**Task prompt:** Could you write out every entry exactly as it stands?

**Supplied material:**
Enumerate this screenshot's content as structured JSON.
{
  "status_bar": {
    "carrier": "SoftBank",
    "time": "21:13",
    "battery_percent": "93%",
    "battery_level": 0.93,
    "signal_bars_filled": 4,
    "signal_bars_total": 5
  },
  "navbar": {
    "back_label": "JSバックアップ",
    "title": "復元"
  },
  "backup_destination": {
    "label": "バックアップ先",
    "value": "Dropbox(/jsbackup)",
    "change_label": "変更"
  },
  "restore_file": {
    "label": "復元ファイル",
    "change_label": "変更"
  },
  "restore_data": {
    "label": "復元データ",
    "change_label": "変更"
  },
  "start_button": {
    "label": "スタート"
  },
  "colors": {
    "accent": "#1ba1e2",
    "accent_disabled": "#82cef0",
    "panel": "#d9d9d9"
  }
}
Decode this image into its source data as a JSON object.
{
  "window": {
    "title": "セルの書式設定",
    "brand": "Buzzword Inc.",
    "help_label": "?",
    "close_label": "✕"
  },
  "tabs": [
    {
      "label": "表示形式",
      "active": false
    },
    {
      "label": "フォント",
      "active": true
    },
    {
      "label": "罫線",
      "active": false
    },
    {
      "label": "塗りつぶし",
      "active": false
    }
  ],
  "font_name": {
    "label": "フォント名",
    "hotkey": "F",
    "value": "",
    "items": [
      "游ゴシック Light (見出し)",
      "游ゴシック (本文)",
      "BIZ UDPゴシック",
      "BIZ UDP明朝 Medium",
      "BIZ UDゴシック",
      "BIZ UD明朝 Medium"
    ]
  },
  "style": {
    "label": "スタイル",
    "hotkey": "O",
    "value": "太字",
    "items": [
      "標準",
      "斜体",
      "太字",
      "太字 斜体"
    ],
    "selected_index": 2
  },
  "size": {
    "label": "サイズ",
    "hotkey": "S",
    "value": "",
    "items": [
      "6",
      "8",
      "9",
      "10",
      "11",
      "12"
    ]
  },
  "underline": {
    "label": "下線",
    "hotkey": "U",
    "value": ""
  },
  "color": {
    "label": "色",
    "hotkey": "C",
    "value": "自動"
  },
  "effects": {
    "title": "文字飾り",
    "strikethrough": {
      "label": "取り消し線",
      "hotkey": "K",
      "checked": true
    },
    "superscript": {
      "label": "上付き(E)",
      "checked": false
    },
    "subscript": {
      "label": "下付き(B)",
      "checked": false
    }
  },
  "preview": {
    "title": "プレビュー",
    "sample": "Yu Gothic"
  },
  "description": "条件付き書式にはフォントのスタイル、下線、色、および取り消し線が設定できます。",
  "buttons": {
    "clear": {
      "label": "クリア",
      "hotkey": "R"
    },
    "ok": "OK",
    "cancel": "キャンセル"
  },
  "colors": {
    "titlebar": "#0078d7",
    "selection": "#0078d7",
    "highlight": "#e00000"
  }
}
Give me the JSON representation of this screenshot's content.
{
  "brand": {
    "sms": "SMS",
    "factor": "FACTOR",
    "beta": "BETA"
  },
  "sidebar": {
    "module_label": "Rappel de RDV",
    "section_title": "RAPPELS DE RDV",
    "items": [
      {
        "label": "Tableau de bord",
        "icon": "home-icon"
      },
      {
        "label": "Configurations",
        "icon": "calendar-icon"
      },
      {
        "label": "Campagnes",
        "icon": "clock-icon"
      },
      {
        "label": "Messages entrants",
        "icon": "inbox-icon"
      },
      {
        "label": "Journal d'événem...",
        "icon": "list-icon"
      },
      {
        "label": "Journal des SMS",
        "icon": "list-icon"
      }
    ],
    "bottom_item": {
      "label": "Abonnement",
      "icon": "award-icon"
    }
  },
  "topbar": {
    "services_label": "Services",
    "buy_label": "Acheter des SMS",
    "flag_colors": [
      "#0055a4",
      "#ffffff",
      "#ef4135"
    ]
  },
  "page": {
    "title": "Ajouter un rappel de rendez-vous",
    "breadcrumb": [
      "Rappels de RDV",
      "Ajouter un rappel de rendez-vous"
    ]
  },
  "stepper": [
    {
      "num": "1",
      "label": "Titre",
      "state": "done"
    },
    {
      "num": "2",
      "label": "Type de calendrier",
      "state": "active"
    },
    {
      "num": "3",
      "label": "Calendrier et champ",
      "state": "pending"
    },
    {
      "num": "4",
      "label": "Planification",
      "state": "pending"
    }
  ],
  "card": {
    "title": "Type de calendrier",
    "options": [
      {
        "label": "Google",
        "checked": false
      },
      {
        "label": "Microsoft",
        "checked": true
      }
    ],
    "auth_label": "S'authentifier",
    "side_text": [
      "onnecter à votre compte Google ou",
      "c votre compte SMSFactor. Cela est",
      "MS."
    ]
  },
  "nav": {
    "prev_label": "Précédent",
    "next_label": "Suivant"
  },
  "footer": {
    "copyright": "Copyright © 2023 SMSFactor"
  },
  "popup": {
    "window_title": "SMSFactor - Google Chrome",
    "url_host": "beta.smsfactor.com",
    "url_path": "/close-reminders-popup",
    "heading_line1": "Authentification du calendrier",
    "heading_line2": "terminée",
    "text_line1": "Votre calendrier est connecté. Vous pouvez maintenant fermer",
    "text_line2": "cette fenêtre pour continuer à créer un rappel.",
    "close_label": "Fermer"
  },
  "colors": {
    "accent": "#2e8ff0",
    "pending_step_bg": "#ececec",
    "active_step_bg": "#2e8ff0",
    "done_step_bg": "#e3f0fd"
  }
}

**Written answer:**
Enumerate this screenshot's content as structured JSON.
{
  "status_bar": {
    "carrier": "SoftBank",
    "time": "21:13",
    "battery_percent": "93%",
    "battery_level": 0.93,
    "signal_bars_filled": 4,
    "signal_bars_total": 5
  },
  "navbar": {
    "back_label": "JSバックアップ",
    "title": "復元"
  },
  "backup_destination": {
    "label": "バックアップ先",
    "value": "Dropbox(/jsbackup)",
    "change_label": "変更"
  },
  "restore_file": {
    "label": "復元ファイル",
    "change_label": "変更"
  },
  "restore_data": {
    "label": "復元データ",
    "change_label": "変更"
  },
  "start_button": {
    "label": "スタート"
  },
  "colors": {
    "accent": "#1ba1e2",
    "accent_disabled": "#82cef0",
    "panel": "#d9d9d9"
  }
}
Decode this image into its source data as a JSON object.
{
  "window": {
    "title": "セルの書式設定",
    "brand": "Buzzword Inc.",
    "help_label": "?",
    "close_label": "✕"
  },
  "tabs": [
    {
      "label": "表示形式",
      "active": false
    },
    {
      "label": "フォント",
      "active": true
    },
    {
      "label": "罫線",
      "active": false
    },
    {
      "label": "塗りつぶし",
      "active": false
    }
  ],
  "font_name": {
    "label": "フォント名",
    "hotkey": "F",
    "value": "",
    "items": [
      "游ゴシック Light (見出し)",
      "游ゴシック (本文)",
      "BIZ UDPゴシック",
      "BIZ UDP明朝 Medium",
      "BIZ UDゴシック",
      "BIZ UD明朝 Medium"
    ]
  },
  "style": {
    "label": "スタイル",
    "hotkey": "O",
    "value": "太字",
    "items": [
      "標準",
      "斜体",
      "太字",
      "太字 斜体"
    ],
    "selected_index": 2
  },
  "size": {
    "label": "サイズ",
    "hotkey": "S",
    "value": "",
    "items": [
      "6",
      "8",
      "9",
      "10",
      "11",
      "12"
    ]
  },
  "underline": {
    "label": "下線",
    "hotkey": "U",
    "value": ""
  },
  "color": {
    "label": "色",
    "hotkey": "C",
    "value": "自動"
  },
  "effects": {
    "title": "文字飾り",
    "strikethrough": {
      "label": "取り消し線",
      "hotkey": "K",
      "checked": true
    },
    "superscript": {
      "label": "上付き(E)",
      "checked": false
    },
    "subscript": {
      "label": "下付き(B)",
      "checked": false
    }
  },
  "preview": {
    "title": "プレビュー",
    "sample": "Yu Gothic"
  },
  "description": "条件付き書式にはフォントのスタイル、下線、色、および取り消し線が設定できます。",
  "buttons": {
    "clear": {
      "label": "クリア",
      "hotkey": "R"
    },
    "ok": "OK",
    "cancel": "キャンセル"
  },
  "colors": {
    "titlebar": "#0078d7",
    "selection": "#0078d7",
    "highlight": "#e00000"
  }
}
Give me the JSON representation of this screenshot's content.
{
  "brand": {
    "sms": "SMS",
    "factor": "FACTOR",
    "beta": "BETA"
  },
  "sidebar": {
    "module_label": "Rappel de RDV",
    "section_title": "RAPPELS DE RDV",
    "items": [
      {
        "label": "Tableau de bord",
        "icon": "home-icon"
      },
      {
        "label": "Configurations",
        "icon": "calendar-icon"
      },
      {
        "label": "Campagnes",
        "icon": "clock-icon"
      },
      {
        "label": "Messages entrants",
        "icon": "inbox-icon"
      },
      {
        "label": "Journal d'événem...",
        "icon": "list-icon"
      },
      {
        "label": "Journal des SMS",
        "icon": "list-icon"
      }
    ],
    "bottom_item": {
      "label": "Abonnement",
      "icon": "award-icon"
    }
  },
  "topbar": {
    "services_label": "Services",
    "buy_label": "Acheter des SMS",
    "flag_colors": [
      "#0055a4",
      "#ffffff",
      "#ef4135"
    ]
  },
  "page": {
    "title": "Ajouter un rappel de rendez-vous",
    "breadcrumb": [
      "Rappels de RDV",
      "Ajouter un rappel de rendez-vous"
    ]
  },
  "stepper": [
    {
      "num": "1",
      "label": "Titre",
      "state": "done"
    },
    {
      "num": "2",
      "label": "Type de calendrier",
      "state": "active"
    },
    {
      "num": "3",
      "label": "Calendrier et champ",
      "state": "pending"
    },
    {
      "num": "4",
      "label": "Planification",
      "state": "pending"
    }
  ],
  "card": {
    "title": "Type de calendrier",
    "options": [
      {
        "label": "Google",
        "checked": false
      },
      {
        "label": "Microsoft",
        "checked": true
      }
    ],
    "auth_label": "S'authentifier",
    "side_text": [
      "onnecter à votre compte Google ou",
      "c votre compte SMSFactor. Cela est",
      "MS."
    ]
  },
  "nav": {
    "prev_label": "Précédent",
    "next_label": "Suivant"
  },
  "footer": {
    "copyright": "Copyright © 2023 SMSFactor"
  },
  "popup": {
    "window_title": "SMSFactor - Google Chrome",
    "url_host": "beta.smsfactor.com",
    "url_path": "/close-reminders-popup",
    "heading_line1": "Authentification du calendrier",
    "heading_line2": "terminée",
    "text_line1": "Votre calendrier est connecté. Vous pouvez maintenant fermer",
    "text_line2": "cette fenêtre pour continuer à créer un rappel.",
    "close_label": "Fermer"
  },
  "colors": {
    "accent": "#2e8ff0",
    "pending_step_bg": "#ececec",
    "active_step_bg": "#2e8ff0",
    "done_step_bg": "#e3f0fd"
  }
}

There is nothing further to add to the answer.